◆ The problem ◆
Your task is to transcribe all of the data below exactly, omitting the images.

◆ Records to process ◆
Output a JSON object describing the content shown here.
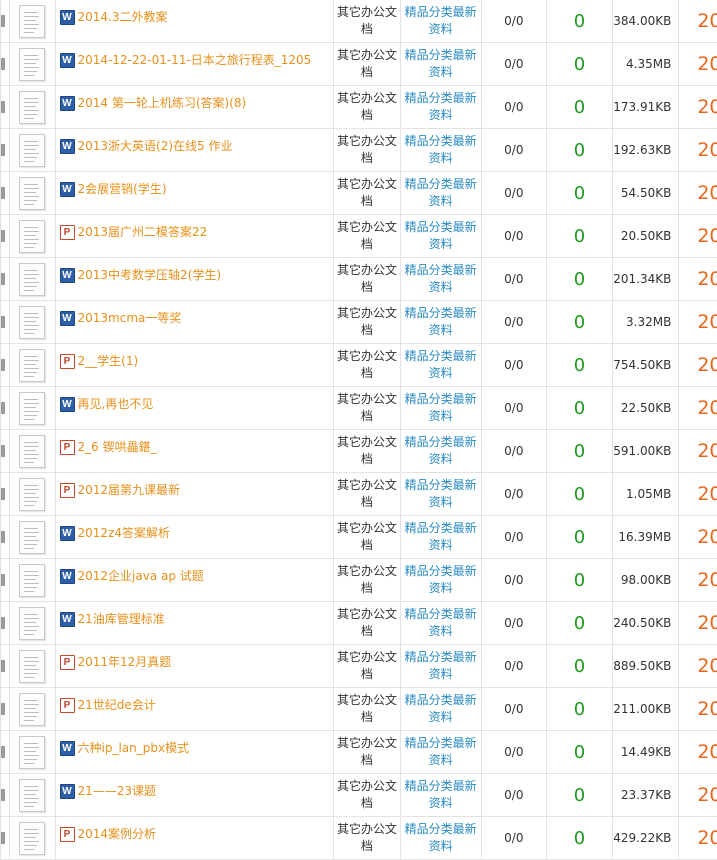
{
  "colors": {
    "title_link": "#e8901a",
    "subcategory_link": "#2a8bc4",
    "download_count": "#1f9a1f",
    "year": "#e8661a",
    "word_icon": "#2d5ea8",
    "ppt_icon": "#c0472a"
  },
  "rows": [
    {
      "type": "word",
      "icon": "W",
      "title": "2014.3二外教案",
      "category": "其它办公文档",
      "subcategory": "精品分类最新资料",
      "ratio": "0/0",
      "count": "0",
      "size": "384.00KB",
      "year": "20"
    },
    {
      "type": "word",
      "icon": "W",
      "title": "2014-12-22-01-11-日本之旅行程表_1205",
      "category": "其它办公文档",
      "subcategory": "精品分类最新资料",
      "ratio": "0/0",
      "count": "0",
      "size": "4.35MB",
      "year": "20"
    },
    {
      "type": "word",
      "icon": "W",
      "title": "2014 第一轮上机练习(答案)(8)",
      "category": "其它办公文档",
      "subcategory": "精品分类最新资料",
      "ratio": "0/0",
      "count": "0",
      "size": "173.91KB",
      "year": "20"
    },
    {
      "type": "word",
      "icon": "W",
      "title": "2013浙大英语(2)在线5 作业",
      "category": "其它办公文档",
      "subcategory": "精品分类最新资料",
      "ratio": "0/0",
      "count": "0",
      "size": "192.63KB",
      "year": "20"
    },
    {
      "type": "word",
      "icon": "W",
      "title": "2会展营销(学生)",
      "category": "其它办公文档",
      "subcategory": "精品分类最新资料",
      "ratio": "0/0",
      "count": "0",
      "size": "54.50KB",
      "year": "20"
    },
    {
      "type": "ppt",
      "icon": "P",
      "title": "2013届广州二模答案22",
      "category": "其它办公文档",
      "subcategory": "精品分类最新资料",
      "ratio": "0/0",
      "count": "0",
      "size": "20.50KB",
      "year": "20"
    },
    {
      "type": "word",
      "icon": "W",
      "title": "2013中考数学压轴2(学生)",
      "category": "其它办公文档",
      "subcategory": "精品分类最新资料",
      "ratio": "0/0",
      "count": "0",
      "size": "201.34KB",
      "year": "20"
    },
    {
      "type": "word",
      "icon": "W",
      "title": "2013mcma一等奖",
      "category": "其它办公文档",
      "subcategory": "精品分类最新资料",
      "ratio": "0/0",
      "count": "0",
      "size": "3.32MB",
      "year": "20"
    },
    {
      "type": "ppt",
      "icon": "P",
      "title": "2__学生(1)",
      "category": "其它办公文档",
      "subcategory": "精品分类最新资料",
      "ratio": "0/0",
      "count": "0",
      "size": "754.50KB",
      "year": "20"
    },
    {
      "type": "word",
      "icon": "W",
      "title": "再见,再也不见",
      "category": "其它办公文档",
      "subcategory": "精品分类最新资料",
      "ratio": "0/0",
      "count": "0",
      "size": "22.50KB",
      "year": "20"
    },
    {
      "type": "ppt",
      "icon": "P",
      "title": "2_6 锲哄畾鍖_",
      "category": "其它办公文档",
      "subcategory": "精品分类最新资料",
      "ratio": "0/0",
      "count": "0",
      "size": "591.00KB",
      "year": "20"
    },
    {
      "type": "ppt",
      "icon": "P",
      "title": "2012届第九课最新",
      "category": "其它办公文档",
      "subcategory": "精品分类最新资料",
      "ratio": "0/0",
      "count": "0",
      "size": "1.05MB",
      "year": "20"
    },
    {
      "type": "word",
      "icon": "W",
      "title": "2012z4答案解析",
      "category": "其它办公文档",
      "subcategory": "精品分类最新资料",
      "ratio": "0/0",
      "count": "0",
      "size": "16.39MB",
      "year": "20"
    },
    {
      "type": "word",
      "icon": "W",
      "title": "2012企业java ap 试题",
      "category": "其它办公文档",
      "subcategory": "精品分类最新资料",
      "ratio": "0/0",
      "count": "0",
      "size": "98.00KB",
      "year": "20"
    },
    {
      "type": "word",
      "icon": "W",
      "title": "21油库管理标准",
      "category": "其它办公文档",
      "subcategory": "精品分类最新资料",
      "ratio": "0/0",
      "count": "0",
      "size": "240.50KB",
      "year": "20"
    },
    {
      "type": "ppt",
      "icon": "P",
      "title": "2011年12月真题",
      "category": "其它办公文档",
      "subcategory": "精品分类最新资料",
      "ratio": "0/0",
      "count": "0",
      "size": "889.50KB",
      "year": "20"
    },
    {
      "type": "ppt",
      "icon": "P",
      "title": "21世纪de会计",
      "category": "其它办公文档",
      "subcategory": "精品分类最新资料",
      "ratio": "0/0",
      "count": "0",
      "size": "211.00KB",
      "year": "20"
    },
    {
      "type": "word",
      "icon": "W",
      "title": "六种ip_lan_pbx模式",
      "category": "其它办公文档",
      "subcategory": "精品分类最新资料",
      "ratio": "0/0",
      "count": "0",
      "size": "14.49KB",
      "year": "20"
    },
    {
      "type": "word",
      "icon": "W",
      "title": "21——23课题",
      "category": "其它办公文档",
      "subcategory": "精品分类最新资料",
      "ratio": "0/0",
      "count": "0",
      "size": "23.37KB",
      "year": "20"
    },
    {
      "type": "ppt",
      "icon": "P",
      "title": "2014案例分析",
      "category": "其它办公文档",
      "subcategory": "精品分类最新资料",
      "ratio": "0/0",
      "count": "0",
      "size": "429.22KB",
      "year": "20"
    }
  ]
}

◆ Written response ◆
Output a JSON object describing the content shown here.
{
  "colors": {
    "title_link": "#e8901a",
    "subcategory_link": "#2a8bc4",
    "download_count": "#1f9a1f",
    "year": "#e8661a",
    "word_icon": "#2d5ea8",
    "ppt_icon": "#c0472a"
  },
  "rows": [
    {
      "type": "word",
      "icon": "W",
      "title": "2014.3二外教案",
      "category": "其它办公文档",
      "subcategory": "精品分类最新资料",
      "ratio": "0/0",
      "count": "0",
      "size": "384.00KB",
      "year": "20"
    },
    {
      "type": "word",
      "icon": "W",
      "title": "2014-12-22-01-11-日本之旅行程表_1205",
      "category": "其它办公文档",
      "subcategory": "精品分类最新资料",
      "ratio": "0/0",
      "count": "0",
      "size": "4.35MB",
      "year": "20"
    },
    {
      "type": "word",
      "icon": "W",
      "title": "2014 第一轮上机练习(答案)(8)",
      "category": "其它办公文档",
      "subcategory": "精品分类最新资料",
      "ratio": "0/0",
      "count": "0",
      "size": "173.91KB",
      "year": "20"
    },
    {
      "type": "word",
      "icon": "W",
      "title": "2013浙大英语(2)在线5 作业",
      "category": "其它办公文档",
      "subcategory": "精品分类最新资料",
      "ratio": "0/0",
      "count": "0",
      "size": "192.63KB",
      "year": "20"
    },
    {
      "type": "word",
      "icon": "W",
      "title": "2会展营销(学生)",
      "category": "其它办公文档",
      "subcategory": "精品分类最新资料",
      "ratio": "0/0",
      "count": "0",
      "size": "54.50KB",
      "year": "20"
    },
    {
      "type": "ppt",
      "icon": "P",
      "title": "2013届广州二模答案22",
      "category": "其它办公文档",
      "subcategory": "精品分类最新资料",
      "ratio": "0/0",
      "count": "0",
      "size": "20.50KB",
      "year": "20"
    },
    {
      "type": "word",
      "icon": "W",
      "title": "2013中考数学压轴2(学生)",
      "category": "其它办公文档",
      "subcategory": "精品分类最新资料",
      "ratio": "0/0",
      "count": "0",
      "size": "201.34KB",
      "year": "20"
    },
    {
      "type": "word",
      "icon": "W",
      "title": "2013mcma一等奖",
      "category": "其它办公文档",
      "subcategory": "精品分类最新资料",
      "ratio": "0/0",
      "count": "0",
      "size": "3.32MB",
      "year": "20"
    },
    {
      "type": "ppt",
      "icon": "P",
      "title": "2__学生(1)",
      "category": "其它办公文档",
      "subcategory": "精品分类最新资料",
      "ratio": "0/0",
      "count": "0",
      "size": "754.50KB",
      "year": "20"
    },
    {
      "type": "word",
      "icon": "W",
      "title": "再见,再也不见",
      "category": "其它办公文档",
      "subcategory": "精品分类最新资料",
      "ratio": "0/0",
      "count": "0",
      "size": "22.50KB",
      "year": "20"
    },
    {
      "type": "ppt",
      "icon": "P",
      "title": "2_6 锲哄畾鍖_",
      "category": "其它办公文档",
      "subcategory": "精品分类最新资料",
      "ratio": "0/0",
      "count": "0",
      "size": "591.00KB",
      "year": "20"
    },
    {
      "type": "ppt",
      "icon": "P",
      "title": "2012届第九课最新",
      "category": "其它办公文档",
      "subcategory": "精品分类最新资料",
      "ratio": "0/0",
      "count": "0",
      "size": "1.05MB",
      "year": "20"
    },
    {
      "type": "word",
      "icon": "W",
      "title": "2012z4答案解析",
      "category": "其它办公文档",
      "subcategory": "精品分类最新资料",
      "ratio": "0/0",
      "count": "0",
      "size": "16.39MB",
      "year": "20"
    },
    {
      "type": "word",
      "icon": "W",
      "title": "2012企业java ap 试题",
      "category": "其它办公文档",
      "subcategory": "精品分类最新资料",
      "ratio": "0/0",
      "count": "0",
      "size": "98.00KB",
      "year": "20"
    },
    {
      "type": "word",
      "icon": "W",
      "title": "21油库管理标准",
      "category": "其它办公文档",
      "subcategory": "精品分类最新资料",
      "ratio": "0/0",
      "count": "0",
      "size": "240.50KB",
      "year": "20"
    },
    {
      "type": "ppt",
      "icon": "P",
      "title": "2011年12月真题",
      "category": "其它办公文档",
      "subcategory": "精品分类最新资料",
      "ratio": "0/0",
      "count": "0",
      "size": "889.50KB",
      "year": "20"
    },
    {
      "type": "ppt",
      "icon": "P",
      "title": "21世纪de会计",
      "category": "其它办公文档",
      "subcategory": "精品分类最新资料",
      "ratio": "0/0",
      "count": "0",
      "size": "211.00KB",
      "year": "20"
    },
    {
      "type": "word",
      "icon": "W",
      "title": "六种ip_lan_pbx模式",
      "category": "其它办公文档",
      "subcategory": "精品分类最新资料",
      "ratio": "0/0",
      "count": "0",
      "size": "14.49KB",
      "year": "20"
    },
    {
      "type": "word",
      "icon": "W",
      "title": "21——23课题",
      "category": "其它办公文档",
      "subcategory": "精品分类最新资料",
      "ratio": "0/0",
      "count": "0",
      "size": "23.37KB",
      "year": "20"
    },
    {
      "type": "ppt",
      "icon": "P",
      "title": "2014案例分析",
      "category": "其它办公文档",
      "subcategory": "精品分类最新资料",
      "ratio": "0/0",
      "count": "0",
      "size": "429.22KB",
      "year": "20"
    }
  ]
}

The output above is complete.